(Dataset rows)
------------------------------

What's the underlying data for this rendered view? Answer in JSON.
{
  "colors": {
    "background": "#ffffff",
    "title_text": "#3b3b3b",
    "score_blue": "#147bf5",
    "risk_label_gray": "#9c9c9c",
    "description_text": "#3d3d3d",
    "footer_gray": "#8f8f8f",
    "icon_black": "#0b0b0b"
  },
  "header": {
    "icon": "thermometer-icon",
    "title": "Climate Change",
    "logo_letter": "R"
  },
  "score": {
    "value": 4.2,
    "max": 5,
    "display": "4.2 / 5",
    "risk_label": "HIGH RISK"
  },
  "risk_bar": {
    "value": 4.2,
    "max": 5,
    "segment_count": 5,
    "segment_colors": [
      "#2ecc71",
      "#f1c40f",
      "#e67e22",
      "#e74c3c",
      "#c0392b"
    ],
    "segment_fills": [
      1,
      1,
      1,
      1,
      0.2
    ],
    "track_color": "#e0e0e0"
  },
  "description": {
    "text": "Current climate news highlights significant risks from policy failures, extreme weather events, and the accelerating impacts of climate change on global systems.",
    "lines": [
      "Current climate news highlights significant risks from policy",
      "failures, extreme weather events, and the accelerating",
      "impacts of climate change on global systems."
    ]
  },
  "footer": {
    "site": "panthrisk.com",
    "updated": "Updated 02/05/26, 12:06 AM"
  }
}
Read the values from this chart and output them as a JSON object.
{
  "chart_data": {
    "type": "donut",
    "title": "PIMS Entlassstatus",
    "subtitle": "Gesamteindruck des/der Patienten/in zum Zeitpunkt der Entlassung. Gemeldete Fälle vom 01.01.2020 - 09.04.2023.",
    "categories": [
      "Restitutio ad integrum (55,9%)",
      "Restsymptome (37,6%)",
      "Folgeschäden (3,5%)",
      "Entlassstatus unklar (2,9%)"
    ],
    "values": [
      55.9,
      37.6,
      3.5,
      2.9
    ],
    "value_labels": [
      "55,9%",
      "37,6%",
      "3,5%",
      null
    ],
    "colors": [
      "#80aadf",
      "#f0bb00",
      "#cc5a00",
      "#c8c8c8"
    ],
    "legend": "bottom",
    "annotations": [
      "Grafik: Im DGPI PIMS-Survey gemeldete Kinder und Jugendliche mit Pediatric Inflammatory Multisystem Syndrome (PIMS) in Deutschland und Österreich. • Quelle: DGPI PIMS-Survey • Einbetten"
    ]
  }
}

------------------------------

Your objective: Gather from the data above every line with the string "highlights".

Solution below:
    "text": "Current climate news highlights significant risks from policy failures, extreme weather events, and the accelerating impacts of climate change on global systems.",
      "Current climate news highlights significant risks from policy",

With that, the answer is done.